- _Written task_: Identify the lines that contain the string "Loeschigk" and copy all of them.

Data entries
— BEGIN —

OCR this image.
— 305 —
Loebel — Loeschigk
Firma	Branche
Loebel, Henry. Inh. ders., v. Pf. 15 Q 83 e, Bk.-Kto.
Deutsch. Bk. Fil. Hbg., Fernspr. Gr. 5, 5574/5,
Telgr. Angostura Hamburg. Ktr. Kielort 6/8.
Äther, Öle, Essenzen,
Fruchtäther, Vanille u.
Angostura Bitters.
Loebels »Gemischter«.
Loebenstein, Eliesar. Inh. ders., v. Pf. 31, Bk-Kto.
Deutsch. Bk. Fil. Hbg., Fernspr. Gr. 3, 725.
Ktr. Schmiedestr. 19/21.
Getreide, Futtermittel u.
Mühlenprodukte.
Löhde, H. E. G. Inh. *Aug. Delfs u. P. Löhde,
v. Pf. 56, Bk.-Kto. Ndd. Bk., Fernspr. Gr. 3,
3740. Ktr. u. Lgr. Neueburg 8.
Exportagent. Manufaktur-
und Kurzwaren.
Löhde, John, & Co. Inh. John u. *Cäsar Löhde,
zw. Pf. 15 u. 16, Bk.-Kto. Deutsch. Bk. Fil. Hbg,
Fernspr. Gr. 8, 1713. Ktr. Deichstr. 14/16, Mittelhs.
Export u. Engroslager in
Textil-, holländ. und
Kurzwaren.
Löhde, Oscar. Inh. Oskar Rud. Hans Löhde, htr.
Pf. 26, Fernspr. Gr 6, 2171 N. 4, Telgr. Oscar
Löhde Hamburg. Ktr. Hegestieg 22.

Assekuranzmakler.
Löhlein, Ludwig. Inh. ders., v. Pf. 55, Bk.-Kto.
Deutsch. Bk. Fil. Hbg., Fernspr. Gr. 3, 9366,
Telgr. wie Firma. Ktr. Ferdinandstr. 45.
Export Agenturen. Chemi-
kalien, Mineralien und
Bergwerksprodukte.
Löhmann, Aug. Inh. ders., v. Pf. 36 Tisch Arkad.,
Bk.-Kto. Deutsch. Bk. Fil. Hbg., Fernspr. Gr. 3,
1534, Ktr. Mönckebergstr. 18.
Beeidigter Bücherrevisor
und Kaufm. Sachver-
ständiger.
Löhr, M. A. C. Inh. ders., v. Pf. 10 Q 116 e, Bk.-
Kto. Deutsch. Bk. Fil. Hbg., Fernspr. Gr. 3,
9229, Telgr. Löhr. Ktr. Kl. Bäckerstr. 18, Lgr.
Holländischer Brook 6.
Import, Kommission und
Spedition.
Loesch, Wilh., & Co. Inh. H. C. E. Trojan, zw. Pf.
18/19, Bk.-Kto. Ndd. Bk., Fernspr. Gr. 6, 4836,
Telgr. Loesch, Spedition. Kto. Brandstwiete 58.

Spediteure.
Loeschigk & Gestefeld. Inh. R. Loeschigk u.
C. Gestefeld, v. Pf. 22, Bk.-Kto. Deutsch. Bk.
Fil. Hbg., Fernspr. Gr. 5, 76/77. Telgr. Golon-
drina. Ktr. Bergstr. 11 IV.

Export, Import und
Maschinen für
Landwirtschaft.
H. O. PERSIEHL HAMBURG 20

— END —

- _Response to this exercise_:
Loebel — Loeschigk
Loeschigk & Gestefeld. Inh. R. Loeschigk u.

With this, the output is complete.